* _Short exercise_: Wherever the string "would" appears in the listing, copy that line.
== Data to process ==
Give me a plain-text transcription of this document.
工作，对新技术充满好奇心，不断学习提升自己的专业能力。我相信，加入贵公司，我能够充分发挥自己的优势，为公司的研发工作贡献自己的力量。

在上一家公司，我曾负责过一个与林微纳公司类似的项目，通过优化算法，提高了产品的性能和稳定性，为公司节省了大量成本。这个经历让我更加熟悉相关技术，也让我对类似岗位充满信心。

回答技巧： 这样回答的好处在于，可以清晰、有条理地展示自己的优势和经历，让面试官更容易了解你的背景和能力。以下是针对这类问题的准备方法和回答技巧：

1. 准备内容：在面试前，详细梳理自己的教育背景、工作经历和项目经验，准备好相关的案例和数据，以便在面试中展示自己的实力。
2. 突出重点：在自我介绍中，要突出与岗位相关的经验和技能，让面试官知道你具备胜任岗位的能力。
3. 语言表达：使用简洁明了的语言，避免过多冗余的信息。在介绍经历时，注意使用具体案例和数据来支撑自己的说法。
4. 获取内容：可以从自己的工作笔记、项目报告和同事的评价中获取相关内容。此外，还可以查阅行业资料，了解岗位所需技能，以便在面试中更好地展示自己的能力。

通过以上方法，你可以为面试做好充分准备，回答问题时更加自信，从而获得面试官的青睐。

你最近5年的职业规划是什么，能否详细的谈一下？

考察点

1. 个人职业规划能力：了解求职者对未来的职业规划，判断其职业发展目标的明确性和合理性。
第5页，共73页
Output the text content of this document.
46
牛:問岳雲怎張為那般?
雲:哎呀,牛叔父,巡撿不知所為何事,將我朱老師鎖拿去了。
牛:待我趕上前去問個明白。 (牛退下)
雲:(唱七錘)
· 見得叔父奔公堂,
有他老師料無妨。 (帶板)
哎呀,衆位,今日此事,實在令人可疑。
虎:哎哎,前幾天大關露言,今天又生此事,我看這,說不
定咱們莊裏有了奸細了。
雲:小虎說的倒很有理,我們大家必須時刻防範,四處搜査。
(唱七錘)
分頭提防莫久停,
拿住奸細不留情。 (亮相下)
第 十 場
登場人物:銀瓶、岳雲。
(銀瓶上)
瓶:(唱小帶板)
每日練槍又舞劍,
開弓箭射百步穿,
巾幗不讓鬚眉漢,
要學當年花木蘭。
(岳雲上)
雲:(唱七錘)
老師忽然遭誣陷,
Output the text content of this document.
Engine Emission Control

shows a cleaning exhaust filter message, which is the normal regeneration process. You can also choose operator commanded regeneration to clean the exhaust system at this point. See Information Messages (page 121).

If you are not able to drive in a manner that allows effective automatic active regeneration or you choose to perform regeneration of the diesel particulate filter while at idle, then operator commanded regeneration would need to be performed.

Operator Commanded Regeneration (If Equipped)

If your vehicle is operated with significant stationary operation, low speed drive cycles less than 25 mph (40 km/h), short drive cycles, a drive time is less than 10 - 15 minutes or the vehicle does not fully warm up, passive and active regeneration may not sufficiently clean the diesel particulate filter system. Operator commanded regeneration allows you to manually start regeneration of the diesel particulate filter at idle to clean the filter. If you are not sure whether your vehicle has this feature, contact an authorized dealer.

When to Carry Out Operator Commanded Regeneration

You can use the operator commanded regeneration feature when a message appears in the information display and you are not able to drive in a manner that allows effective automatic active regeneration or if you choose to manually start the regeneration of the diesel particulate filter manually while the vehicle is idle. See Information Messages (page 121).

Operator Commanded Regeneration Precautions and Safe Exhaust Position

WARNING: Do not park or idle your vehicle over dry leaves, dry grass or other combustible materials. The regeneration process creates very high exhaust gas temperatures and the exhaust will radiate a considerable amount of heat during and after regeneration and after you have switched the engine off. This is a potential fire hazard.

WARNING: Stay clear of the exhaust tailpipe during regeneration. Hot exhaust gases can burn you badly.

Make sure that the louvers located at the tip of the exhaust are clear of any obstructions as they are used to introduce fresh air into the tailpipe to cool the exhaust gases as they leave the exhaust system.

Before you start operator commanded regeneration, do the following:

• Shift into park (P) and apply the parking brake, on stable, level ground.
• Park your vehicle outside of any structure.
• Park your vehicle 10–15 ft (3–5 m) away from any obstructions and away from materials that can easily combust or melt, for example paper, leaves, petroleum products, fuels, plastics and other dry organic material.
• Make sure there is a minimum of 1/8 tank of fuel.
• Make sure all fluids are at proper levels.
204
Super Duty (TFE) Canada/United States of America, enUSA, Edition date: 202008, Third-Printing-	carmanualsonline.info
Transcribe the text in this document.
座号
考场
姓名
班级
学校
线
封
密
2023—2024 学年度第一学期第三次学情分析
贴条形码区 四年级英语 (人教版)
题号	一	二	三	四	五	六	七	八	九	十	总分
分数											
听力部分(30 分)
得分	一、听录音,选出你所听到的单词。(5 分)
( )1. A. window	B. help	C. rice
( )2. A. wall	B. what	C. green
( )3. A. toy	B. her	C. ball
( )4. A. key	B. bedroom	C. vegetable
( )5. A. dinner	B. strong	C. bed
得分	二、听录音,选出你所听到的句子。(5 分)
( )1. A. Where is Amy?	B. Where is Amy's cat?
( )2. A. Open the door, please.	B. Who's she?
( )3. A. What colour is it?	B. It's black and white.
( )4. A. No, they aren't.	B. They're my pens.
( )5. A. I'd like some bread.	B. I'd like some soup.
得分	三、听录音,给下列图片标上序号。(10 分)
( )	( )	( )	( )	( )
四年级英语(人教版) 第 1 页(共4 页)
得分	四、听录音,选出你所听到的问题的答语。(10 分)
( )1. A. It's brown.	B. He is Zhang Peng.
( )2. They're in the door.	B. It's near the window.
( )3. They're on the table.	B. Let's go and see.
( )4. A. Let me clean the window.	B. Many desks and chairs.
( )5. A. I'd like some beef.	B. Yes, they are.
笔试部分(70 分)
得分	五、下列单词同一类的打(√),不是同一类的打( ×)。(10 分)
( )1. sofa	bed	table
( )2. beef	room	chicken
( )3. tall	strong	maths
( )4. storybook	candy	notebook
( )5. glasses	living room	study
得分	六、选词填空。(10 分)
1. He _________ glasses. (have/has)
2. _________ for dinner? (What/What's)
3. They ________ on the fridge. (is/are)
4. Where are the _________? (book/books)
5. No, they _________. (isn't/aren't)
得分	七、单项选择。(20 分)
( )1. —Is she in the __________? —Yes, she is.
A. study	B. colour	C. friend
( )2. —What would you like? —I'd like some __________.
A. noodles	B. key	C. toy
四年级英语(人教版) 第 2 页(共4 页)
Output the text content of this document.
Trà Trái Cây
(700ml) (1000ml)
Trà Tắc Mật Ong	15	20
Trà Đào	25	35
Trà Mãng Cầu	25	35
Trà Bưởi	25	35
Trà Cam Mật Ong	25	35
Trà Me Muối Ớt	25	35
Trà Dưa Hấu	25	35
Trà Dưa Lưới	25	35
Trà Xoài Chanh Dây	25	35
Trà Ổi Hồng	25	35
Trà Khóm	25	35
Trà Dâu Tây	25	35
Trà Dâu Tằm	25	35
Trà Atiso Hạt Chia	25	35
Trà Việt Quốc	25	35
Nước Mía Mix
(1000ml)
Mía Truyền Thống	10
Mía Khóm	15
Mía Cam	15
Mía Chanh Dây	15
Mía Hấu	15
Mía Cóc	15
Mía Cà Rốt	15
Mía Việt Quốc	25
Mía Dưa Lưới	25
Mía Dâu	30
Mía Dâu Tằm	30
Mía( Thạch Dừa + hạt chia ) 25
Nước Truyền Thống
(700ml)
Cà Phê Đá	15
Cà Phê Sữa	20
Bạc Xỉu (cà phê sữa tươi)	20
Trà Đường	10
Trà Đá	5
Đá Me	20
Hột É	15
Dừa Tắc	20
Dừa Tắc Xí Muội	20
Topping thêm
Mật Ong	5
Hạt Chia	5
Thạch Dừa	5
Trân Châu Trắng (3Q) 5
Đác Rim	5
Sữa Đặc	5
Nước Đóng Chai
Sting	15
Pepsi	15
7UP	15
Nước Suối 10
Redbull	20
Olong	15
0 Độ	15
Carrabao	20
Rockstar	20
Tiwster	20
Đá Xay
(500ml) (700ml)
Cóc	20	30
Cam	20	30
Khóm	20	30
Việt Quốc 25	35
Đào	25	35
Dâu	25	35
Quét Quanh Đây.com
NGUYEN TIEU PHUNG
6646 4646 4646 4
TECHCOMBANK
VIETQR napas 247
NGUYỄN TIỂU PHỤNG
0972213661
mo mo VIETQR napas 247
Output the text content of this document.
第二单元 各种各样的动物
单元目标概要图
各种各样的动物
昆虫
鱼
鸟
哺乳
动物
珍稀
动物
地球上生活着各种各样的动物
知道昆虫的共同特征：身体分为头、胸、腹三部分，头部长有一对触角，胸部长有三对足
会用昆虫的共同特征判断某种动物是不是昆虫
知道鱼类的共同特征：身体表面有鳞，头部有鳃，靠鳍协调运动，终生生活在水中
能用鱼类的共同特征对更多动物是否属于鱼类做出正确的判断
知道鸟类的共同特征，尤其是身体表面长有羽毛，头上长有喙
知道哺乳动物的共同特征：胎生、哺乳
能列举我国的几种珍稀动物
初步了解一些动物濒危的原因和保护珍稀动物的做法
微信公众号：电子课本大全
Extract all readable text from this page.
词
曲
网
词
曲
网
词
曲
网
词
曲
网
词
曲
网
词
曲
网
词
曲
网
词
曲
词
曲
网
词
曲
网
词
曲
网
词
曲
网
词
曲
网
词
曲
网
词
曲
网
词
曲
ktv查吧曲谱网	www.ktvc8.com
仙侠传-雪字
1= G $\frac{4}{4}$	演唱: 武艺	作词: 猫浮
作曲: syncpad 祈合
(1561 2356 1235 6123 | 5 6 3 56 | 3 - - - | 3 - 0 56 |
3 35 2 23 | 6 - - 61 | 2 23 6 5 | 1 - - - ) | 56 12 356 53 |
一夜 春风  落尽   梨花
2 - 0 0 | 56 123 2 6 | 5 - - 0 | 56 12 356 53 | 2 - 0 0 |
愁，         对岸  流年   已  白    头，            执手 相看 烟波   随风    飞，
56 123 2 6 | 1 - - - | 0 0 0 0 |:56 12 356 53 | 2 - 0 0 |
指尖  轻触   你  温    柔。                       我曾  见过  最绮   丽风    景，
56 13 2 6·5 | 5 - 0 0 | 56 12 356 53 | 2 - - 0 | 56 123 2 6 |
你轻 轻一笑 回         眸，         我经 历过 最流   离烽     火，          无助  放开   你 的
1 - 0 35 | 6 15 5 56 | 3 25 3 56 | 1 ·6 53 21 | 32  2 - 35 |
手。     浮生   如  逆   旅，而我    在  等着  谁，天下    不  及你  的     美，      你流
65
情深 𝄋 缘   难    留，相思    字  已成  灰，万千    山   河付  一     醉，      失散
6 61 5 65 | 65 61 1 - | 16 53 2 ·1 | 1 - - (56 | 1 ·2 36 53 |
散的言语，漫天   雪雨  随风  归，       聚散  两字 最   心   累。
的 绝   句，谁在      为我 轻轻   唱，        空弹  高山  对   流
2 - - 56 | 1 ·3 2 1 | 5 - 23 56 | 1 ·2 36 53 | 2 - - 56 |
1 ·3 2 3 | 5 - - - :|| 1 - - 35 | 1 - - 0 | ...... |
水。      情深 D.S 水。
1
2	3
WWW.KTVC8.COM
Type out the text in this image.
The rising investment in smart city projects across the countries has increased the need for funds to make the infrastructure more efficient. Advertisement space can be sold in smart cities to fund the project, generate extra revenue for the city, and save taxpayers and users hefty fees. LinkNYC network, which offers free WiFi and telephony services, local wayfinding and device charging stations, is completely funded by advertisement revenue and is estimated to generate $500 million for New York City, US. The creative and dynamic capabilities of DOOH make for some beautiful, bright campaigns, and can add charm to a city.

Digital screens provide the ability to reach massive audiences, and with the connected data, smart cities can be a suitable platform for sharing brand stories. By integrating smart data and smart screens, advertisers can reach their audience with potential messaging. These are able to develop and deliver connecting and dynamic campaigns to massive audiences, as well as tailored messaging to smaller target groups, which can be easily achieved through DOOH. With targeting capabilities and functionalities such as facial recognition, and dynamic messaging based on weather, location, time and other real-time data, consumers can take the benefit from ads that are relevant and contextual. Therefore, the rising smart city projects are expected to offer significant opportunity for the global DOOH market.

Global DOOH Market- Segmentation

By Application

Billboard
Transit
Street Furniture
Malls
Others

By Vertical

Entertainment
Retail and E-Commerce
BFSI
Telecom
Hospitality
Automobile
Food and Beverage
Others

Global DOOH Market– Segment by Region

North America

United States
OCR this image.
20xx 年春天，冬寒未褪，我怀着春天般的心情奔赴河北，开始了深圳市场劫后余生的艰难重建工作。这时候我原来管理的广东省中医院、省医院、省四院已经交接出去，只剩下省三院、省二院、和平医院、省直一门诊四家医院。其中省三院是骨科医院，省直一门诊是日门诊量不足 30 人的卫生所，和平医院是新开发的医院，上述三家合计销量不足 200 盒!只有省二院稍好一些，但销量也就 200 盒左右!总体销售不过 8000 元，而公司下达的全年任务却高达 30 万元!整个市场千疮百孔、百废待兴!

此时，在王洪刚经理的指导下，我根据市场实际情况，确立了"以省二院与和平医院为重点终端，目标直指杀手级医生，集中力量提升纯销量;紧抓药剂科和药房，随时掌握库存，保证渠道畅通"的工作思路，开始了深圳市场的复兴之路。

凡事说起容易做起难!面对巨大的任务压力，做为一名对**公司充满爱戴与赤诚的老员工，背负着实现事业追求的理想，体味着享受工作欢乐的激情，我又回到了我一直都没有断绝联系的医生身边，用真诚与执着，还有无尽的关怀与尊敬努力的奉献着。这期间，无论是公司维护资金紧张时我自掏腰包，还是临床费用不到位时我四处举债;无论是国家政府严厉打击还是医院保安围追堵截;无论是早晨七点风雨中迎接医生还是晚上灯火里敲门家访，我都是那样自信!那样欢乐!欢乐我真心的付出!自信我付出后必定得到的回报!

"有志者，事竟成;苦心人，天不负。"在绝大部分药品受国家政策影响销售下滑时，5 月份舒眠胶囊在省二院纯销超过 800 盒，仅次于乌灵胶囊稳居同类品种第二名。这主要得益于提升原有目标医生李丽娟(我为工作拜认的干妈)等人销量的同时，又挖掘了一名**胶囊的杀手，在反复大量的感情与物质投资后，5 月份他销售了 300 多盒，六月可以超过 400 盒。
===
* _Solved problem_:
If you are not able to drive in a manner that allows effective automatic active regeneration or you choose to perform regeneration of the diesel particulate filter while at idle, then operator commanded regeneration would need to be performed.
( )2. —What would you like? —I'd like some __________.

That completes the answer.